§ **Recorded data**

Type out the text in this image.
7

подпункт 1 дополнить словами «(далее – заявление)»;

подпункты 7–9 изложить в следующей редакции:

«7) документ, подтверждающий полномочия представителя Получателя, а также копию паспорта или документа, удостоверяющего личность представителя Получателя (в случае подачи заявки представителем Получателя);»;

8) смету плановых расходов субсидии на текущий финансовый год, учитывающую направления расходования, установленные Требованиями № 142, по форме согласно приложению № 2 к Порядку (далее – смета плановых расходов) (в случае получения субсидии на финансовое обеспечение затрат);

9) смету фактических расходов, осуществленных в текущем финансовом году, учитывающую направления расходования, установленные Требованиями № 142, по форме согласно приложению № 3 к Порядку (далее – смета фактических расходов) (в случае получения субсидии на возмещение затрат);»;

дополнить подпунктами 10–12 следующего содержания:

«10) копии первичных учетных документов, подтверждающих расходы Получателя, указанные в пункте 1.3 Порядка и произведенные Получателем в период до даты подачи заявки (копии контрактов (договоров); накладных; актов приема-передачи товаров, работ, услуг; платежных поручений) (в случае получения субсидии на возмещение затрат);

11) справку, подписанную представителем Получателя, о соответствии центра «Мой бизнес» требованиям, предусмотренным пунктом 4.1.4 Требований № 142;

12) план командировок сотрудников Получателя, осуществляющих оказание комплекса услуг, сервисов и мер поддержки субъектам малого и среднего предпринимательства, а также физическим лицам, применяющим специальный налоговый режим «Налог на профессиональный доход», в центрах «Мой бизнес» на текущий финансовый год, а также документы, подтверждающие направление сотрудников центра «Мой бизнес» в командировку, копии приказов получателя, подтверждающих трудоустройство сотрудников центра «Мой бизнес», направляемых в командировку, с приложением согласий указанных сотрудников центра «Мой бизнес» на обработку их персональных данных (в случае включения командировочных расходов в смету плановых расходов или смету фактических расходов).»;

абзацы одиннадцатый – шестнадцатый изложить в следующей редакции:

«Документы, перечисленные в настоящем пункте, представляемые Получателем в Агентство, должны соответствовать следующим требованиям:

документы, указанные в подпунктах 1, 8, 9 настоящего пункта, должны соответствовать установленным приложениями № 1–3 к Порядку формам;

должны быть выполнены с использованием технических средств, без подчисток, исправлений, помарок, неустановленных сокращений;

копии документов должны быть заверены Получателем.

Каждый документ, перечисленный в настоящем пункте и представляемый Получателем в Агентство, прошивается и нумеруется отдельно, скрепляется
==
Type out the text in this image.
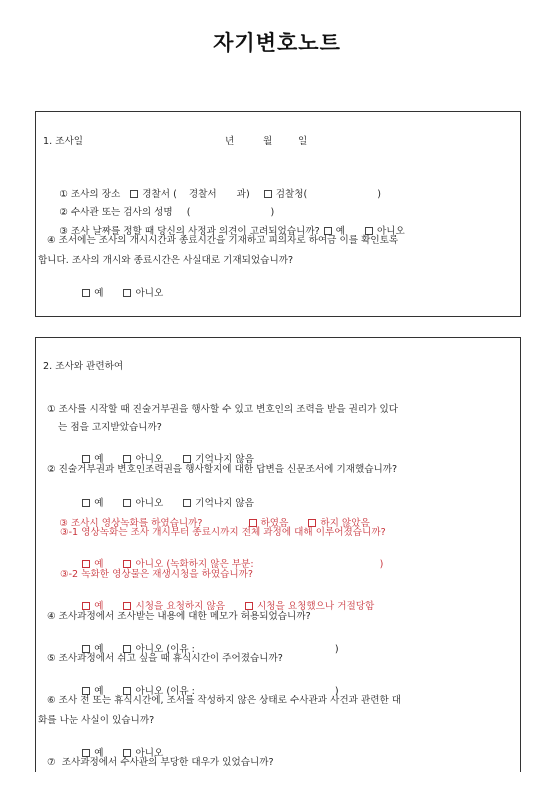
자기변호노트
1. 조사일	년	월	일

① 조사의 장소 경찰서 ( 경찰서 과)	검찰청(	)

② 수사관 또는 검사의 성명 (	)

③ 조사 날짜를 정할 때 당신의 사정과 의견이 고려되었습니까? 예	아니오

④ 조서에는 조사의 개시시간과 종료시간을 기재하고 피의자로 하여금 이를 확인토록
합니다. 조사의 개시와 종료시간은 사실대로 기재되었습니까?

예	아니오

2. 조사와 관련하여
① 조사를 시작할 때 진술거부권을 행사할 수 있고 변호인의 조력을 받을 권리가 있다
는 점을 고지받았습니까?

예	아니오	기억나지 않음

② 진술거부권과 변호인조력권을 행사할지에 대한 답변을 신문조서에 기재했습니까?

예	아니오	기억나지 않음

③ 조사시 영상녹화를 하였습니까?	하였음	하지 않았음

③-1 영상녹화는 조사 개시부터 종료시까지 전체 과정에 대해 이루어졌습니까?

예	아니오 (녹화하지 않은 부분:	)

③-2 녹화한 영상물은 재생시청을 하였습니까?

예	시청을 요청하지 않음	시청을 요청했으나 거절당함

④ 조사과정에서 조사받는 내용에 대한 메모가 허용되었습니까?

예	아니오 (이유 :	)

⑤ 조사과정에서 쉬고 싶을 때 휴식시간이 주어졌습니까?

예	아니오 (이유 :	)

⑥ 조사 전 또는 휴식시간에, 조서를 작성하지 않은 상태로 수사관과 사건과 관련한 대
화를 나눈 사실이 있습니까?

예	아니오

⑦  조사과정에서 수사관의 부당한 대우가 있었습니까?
* * *
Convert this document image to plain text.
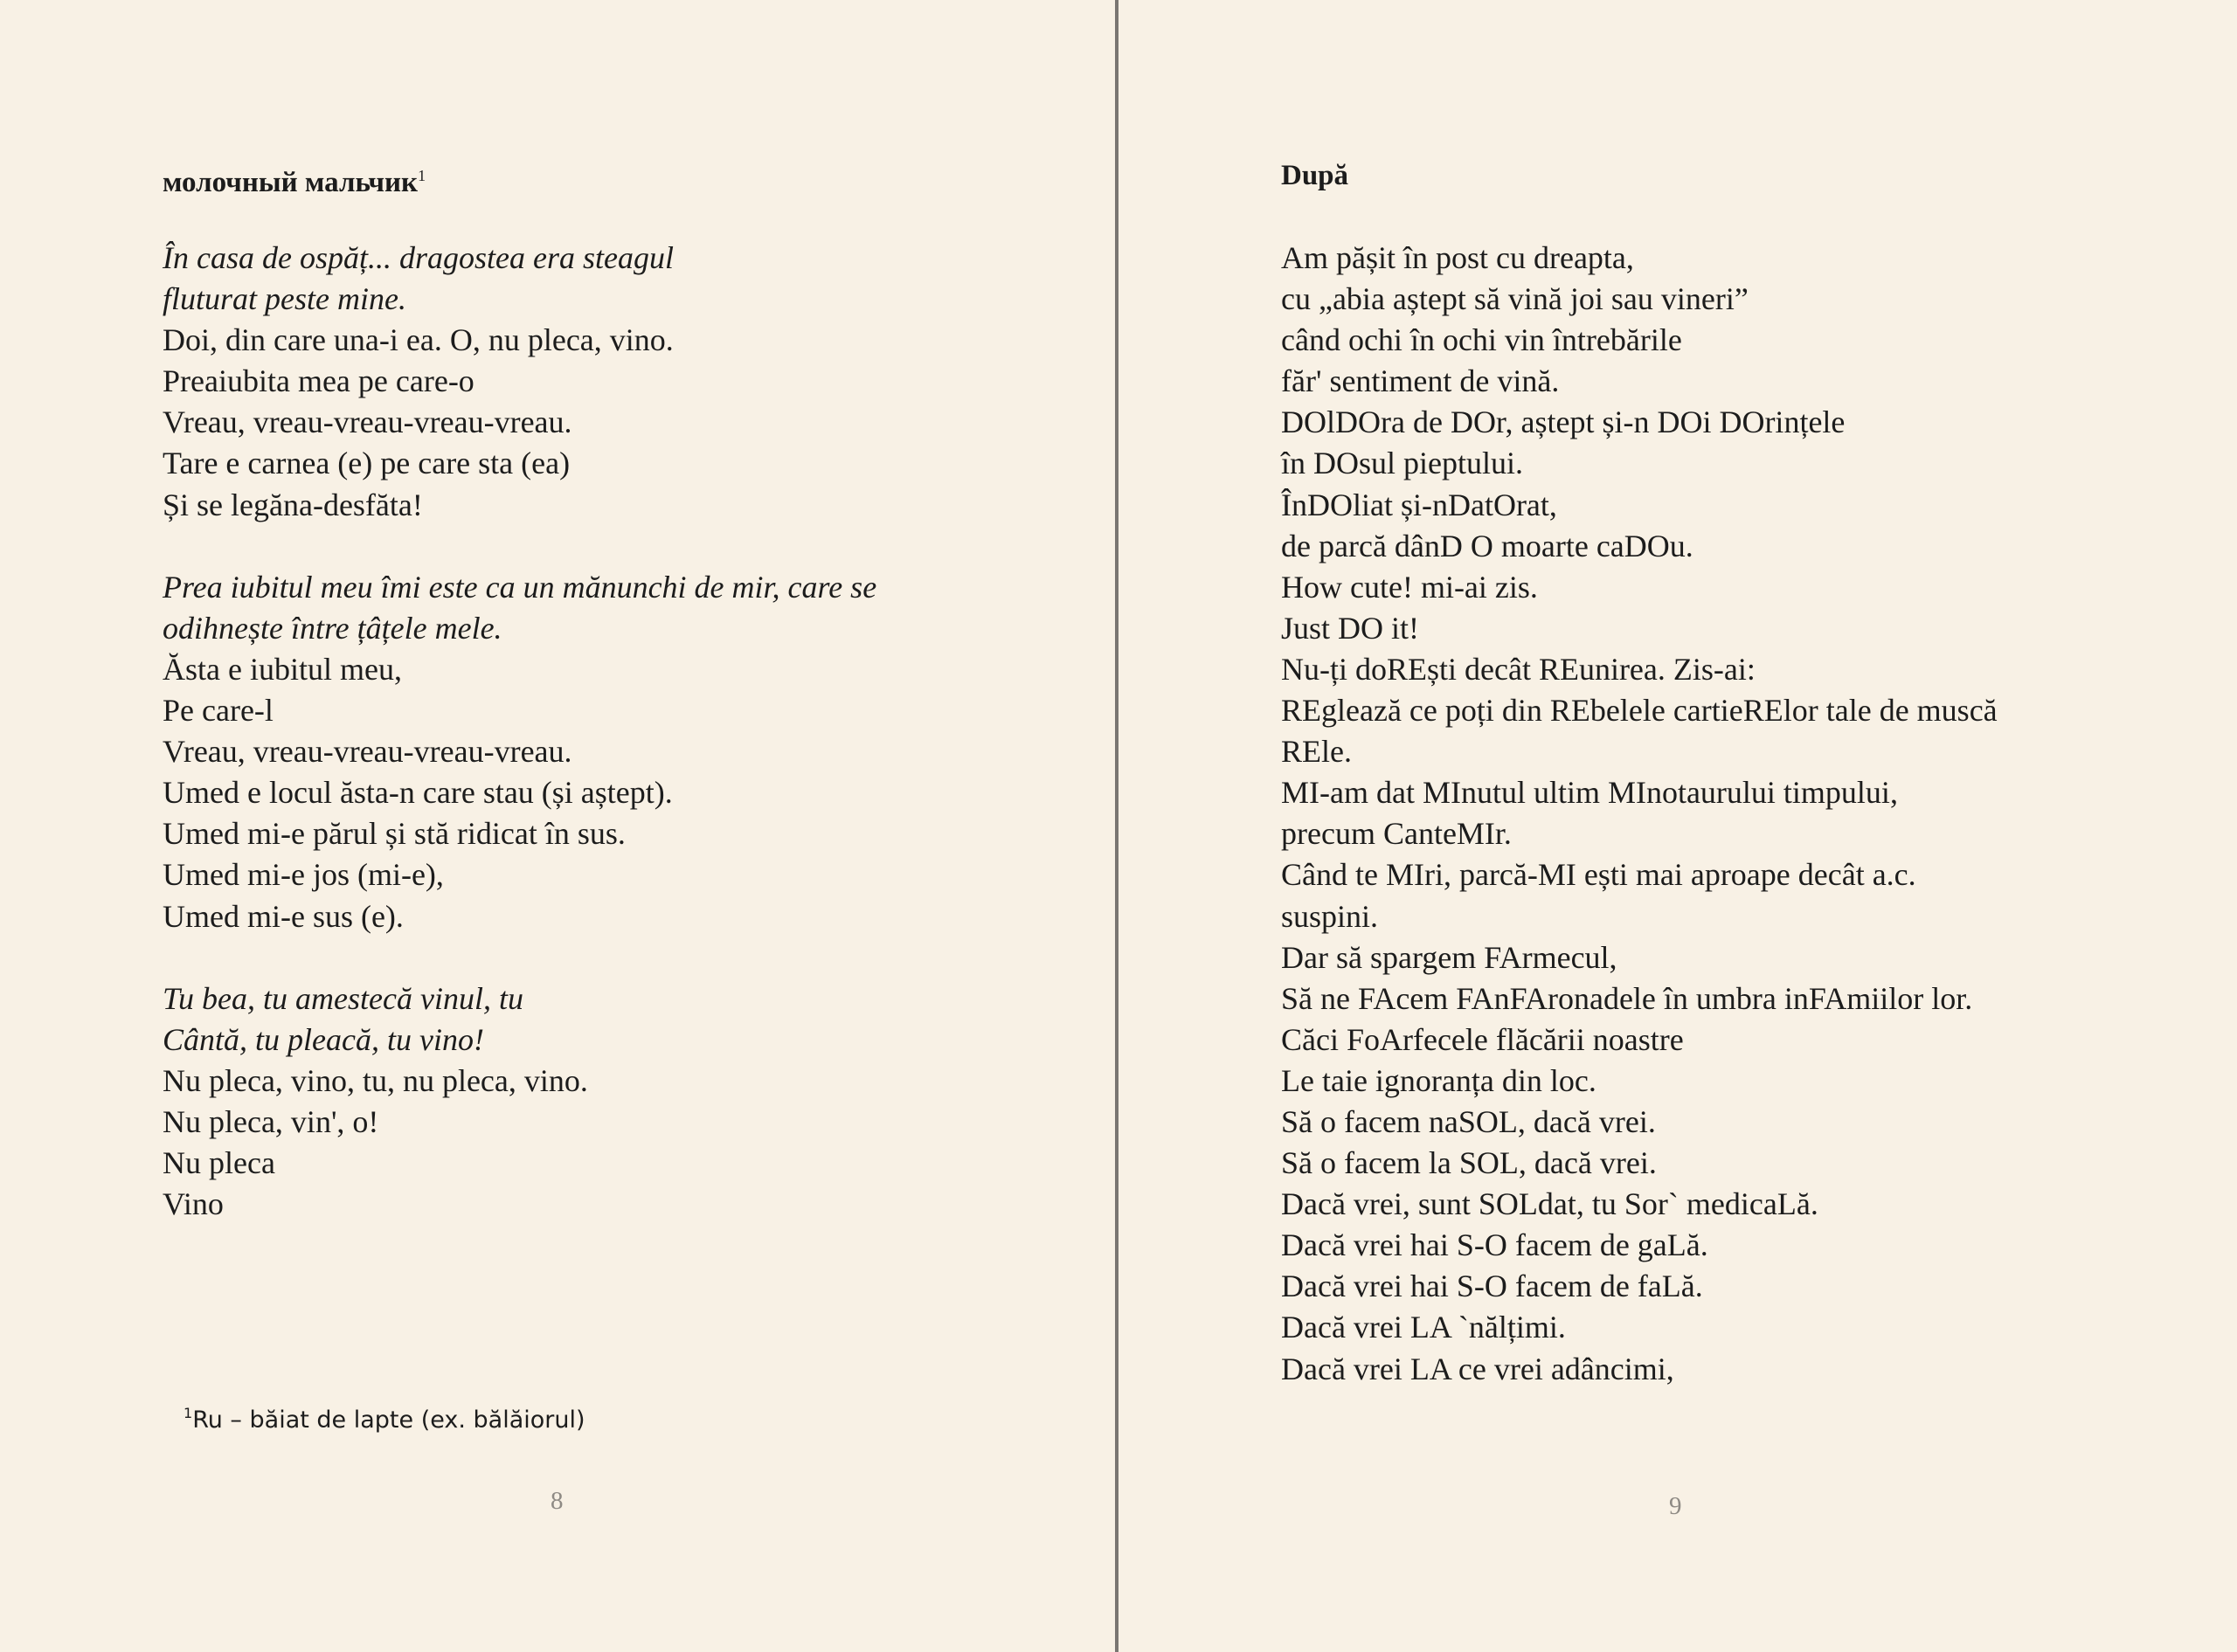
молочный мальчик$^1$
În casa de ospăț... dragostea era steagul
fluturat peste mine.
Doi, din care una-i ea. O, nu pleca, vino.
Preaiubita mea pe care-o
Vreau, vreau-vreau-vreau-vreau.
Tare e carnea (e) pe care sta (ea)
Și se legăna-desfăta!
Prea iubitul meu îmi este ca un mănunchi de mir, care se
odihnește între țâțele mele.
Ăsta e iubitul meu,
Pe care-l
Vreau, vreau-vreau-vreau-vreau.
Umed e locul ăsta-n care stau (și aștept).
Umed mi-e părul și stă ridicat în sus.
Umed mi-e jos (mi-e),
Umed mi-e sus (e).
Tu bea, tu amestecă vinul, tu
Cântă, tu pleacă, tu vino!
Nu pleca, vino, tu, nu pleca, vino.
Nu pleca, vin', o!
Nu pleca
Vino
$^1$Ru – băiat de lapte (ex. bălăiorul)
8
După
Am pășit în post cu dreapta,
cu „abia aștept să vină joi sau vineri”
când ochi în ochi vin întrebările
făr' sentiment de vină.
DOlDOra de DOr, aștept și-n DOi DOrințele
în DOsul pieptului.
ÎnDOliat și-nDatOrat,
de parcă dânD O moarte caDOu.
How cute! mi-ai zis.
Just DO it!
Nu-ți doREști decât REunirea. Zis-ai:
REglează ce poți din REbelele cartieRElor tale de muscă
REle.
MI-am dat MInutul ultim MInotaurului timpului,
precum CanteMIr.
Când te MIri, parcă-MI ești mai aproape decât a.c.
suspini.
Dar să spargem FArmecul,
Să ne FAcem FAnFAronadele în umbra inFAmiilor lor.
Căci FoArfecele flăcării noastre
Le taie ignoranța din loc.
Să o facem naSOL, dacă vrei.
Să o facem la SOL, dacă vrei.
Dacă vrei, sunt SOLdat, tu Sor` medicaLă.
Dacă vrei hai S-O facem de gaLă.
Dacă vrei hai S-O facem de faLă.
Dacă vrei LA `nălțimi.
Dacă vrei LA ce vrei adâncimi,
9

§ **What is being asked**
In the entries above, locate every line with the word "следующей" and copy it.

§ **Result for this task**
подпункты 7–9 изложить в следующей редакции:
абзацы одиннадцатый – шестнадцатый изложить в следующей редакции:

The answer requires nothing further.